[Your objective]
Check each line of the entries below for the string "escaldamiento"; copy every line where it appears.

———

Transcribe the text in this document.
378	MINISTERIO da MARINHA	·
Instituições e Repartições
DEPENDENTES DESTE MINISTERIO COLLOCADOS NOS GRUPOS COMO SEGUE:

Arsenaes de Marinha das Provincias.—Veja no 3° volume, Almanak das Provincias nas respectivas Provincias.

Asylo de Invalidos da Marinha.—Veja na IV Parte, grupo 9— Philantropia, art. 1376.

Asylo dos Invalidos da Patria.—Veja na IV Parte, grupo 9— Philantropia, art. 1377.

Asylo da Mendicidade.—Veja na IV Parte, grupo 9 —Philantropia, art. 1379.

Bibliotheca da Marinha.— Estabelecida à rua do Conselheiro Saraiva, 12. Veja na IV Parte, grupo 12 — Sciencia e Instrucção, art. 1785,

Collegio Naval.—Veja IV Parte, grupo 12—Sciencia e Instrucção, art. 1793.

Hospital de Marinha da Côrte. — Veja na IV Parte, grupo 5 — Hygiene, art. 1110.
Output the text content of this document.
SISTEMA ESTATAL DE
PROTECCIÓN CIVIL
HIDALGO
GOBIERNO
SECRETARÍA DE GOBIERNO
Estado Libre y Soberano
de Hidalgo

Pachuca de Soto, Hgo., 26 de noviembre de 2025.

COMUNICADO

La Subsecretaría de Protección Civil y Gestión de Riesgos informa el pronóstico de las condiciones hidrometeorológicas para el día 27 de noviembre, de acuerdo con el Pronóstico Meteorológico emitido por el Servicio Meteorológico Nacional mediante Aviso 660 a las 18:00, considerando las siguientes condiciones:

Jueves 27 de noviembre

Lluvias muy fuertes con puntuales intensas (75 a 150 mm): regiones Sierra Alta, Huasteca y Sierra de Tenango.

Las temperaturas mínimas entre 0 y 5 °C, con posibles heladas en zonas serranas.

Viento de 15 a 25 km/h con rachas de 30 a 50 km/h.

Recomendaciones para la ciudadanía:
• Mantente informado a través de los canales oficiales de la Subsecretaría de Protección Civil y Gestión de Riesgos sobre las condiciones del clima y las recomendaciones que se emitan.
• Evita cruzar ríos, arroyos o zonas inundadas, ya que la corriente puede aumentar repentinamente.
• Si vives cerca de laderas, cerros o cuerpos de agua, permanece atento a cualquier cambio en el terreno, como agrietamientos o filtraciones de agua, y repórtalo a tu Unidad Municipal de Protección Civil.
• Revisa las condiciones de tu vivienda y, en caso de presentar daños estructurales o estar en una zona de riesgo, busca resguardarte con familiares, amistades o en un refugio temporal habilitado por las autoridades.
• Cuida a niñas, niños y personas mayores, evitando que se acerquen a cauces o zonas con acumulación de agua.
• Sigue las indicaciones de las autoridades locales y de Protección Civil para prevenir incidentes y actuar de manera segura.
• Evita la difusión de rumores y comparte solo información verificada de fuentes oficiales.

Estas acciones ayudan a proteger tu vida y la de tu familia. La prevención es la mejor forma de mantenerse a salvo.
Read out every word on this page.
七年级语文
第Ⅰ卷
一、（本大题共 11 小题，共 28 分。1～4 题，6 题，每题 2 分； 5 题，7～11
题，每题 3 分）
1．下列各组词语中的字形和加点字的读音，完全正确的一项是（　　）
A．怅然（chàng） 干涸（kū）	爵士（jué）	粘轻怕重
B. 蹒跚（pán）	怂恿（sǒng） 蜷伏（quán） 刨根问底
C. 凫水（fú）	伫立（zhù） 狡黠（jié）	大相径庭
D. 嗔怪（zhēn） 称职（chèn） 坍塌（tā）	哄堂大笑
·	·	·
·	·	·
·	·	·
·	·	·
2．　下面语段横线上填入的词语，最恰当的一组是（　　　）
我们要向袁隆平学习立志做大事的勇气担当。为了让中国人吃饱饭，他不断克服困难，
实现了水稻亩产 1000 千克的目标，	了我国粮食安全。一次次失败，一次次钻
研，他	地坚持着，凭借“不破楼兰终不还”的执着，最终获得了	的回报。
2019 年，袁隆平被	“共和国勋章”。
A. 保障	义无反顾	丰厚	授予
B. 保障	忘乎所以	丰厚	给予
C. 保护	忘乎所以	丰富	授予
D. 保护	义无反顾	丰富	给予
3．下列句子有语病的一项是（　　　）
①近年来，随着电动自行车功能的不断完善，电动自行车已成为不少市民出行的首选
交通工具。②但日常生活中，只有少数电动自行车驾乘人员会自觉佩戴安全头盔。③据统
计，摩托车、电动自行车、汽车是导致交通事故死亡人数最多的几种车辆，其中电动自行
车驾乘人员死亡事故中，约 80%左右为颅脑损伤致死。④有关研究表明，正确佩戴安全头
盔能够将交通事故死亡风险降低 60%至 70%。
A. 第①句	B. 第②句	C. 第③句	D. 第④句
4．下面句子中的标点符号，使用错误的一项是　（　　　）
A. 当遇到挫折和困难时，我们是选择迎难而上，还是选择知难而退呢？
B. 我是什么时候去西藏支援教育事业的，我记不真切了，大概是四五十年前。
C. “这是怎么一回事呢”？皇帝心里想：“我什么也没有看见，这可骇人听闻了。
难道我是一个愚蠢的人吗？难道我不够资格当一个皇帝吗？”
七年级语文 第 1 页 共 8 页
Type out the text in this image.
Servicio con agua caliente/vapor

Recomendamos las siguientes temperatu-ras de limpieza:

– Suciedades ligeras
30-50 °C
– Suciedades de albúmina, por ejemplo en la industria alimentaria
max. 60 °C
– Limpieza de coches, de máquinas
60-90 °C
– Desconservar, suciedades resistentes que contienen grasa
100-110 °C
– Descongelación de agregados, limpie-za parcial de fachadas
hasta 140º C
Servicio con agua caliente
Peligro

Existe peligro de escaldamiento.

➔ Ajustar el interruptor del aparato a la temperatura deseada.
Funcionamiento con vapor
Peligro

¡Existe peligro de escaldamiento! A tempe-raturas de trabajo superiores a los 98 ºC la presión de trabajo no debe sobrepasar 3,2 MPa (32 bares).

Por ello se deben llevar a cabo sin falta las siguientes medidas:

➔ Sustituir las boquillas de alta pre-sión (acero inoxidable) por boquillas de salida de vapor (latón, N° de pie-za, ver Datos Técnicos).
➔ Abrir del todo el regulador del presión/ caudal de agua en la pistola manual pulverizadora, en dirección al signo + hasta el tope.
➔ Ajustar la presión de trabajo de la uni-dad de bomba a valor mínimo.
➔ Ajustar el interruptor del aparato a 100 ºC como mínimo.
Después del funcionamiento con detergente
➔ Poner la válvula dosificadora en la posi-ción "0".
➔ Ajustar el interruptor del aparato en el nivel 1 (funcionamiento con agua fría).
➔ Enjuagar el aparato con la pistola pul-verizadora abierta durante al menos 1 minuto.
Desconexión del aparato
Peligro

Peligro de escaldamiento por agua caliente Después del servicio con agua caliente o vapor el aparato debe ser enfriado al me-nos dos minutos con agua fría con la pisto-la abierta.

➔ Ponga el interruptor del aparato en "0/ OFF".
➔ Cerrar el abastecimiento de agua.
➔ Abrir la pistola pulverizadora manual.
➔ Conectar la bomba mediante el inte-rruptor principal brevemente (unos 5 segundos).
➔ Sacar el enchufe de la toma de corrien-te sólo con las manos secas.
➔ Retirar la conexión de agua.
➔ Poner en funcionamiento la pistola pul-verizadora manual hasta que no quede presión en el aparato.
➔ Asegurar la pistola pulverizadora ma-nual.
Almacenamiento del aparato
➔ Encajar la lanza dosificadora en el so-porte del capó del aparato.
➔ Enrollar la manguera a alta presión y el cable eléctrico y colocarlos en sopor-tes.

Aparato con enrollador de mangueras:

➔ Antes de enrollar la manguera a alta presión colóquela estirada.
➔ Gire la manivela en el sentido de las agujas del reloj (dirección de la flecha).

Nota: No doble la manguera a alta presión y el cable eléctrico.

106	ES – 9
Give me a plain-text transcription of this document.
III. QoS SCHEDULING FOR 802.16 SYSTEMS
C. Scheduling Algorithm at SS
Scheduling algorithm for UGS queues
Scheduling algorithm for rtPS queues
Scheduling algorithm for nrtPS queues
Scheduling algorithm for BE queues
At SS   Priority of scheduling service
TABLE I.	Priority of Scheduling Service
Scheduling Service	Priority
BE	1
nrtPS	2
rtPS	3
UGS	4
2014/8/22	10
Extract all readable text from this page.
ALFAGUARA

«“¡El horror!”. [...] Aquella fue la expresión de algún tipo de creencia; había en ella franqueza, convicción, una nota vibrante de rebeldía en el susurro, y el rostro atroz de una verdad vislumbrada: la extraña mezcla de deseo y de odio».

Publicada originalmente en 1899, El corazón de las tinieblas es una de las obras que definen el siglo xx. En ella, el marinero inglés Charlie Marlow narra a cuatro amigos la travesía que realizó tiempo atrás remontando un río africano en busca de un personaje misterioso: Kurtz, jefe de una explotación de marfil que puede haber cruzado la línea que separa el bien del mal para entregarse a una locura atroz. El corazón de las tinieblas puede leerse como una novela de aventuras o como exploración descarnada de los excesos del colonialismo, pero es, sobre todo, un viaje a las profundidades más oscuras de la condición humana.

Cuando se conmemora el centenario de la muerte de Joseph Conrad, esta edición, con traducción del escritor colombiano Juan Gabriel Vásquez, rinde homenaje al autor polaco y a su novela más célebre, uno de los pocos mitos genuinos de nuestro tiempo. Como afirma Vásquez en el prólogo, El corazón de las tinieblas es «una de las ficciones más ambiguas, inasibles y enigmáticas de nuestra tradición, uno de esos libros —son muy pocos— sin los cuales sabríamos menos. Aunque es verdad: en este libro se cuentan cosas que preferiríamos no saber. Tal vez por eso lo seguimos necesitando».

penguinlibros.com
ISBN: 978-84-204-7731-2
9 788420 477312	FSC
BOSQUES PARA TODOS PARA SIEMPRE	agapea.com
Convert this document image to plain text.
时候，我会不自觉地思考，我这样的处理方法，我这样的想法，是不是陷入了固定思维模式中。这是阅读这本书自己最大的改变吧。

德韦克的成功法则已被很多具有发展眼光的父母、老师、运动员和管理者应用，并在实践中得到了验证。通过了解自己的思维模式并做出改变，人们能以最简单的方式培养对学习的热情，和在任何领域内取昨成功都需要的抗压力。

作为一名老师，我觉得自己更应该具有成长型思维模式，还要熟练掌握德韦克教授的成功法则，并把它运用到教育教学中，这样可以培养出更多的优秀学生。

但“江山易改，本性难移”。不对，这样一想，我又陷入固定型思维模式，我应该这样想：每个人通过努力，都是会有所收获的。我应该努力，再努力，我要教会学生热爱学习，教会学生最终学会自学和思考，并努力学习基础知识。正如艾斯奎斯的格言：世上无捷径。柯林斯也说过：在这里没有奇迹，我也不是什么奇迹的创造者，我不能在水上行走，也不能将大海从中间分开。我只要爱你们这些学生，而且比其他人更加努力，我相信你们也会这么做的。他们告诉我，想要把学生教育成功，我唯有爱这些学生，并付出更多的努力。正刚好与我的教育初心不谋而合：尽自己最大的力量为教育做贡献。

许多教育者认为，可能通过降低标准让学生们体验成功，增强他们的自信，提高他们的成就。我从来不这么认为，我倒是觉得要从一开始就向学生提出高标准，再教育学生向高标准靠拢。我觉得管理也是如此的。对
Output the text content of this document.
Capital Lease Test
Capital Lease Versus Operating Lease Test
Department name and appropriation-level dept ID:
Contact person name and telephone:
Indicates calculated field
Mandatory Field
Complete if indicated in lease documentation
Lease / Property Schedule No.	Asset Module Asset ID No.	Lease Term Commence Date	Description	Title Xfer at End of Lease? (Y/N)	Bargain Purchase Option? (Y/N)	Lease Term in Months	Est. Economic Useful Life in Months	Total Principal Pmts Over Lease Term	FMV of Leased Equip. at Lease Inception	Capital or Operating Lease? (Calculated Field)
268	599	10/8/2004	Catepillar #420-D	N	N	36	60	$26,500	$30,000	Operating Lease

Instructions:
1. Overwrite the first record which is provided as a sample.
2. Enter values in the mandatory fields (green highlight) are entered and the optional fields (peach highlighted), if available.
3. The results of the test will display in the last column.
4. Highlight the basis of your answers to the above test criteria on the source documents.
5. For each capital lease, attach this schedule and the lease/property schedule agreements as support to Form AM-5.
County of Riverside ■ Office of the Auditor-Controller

———

[Task response]
Existe peligro de escaldamiento.
¡Existe peligro de escaldamiento! A tempe-raturas de trabajo superiores a los 98 ºC la presión de trabajo no debe sobrepasar 3,2 MPa (32 bares).
Peligro de escaldamiento por agua caliente Después del servicio con agua caliente o vapor el aparato debe ser enfriado al me-nos dos minutos con agua fría con la pisto-la abierta.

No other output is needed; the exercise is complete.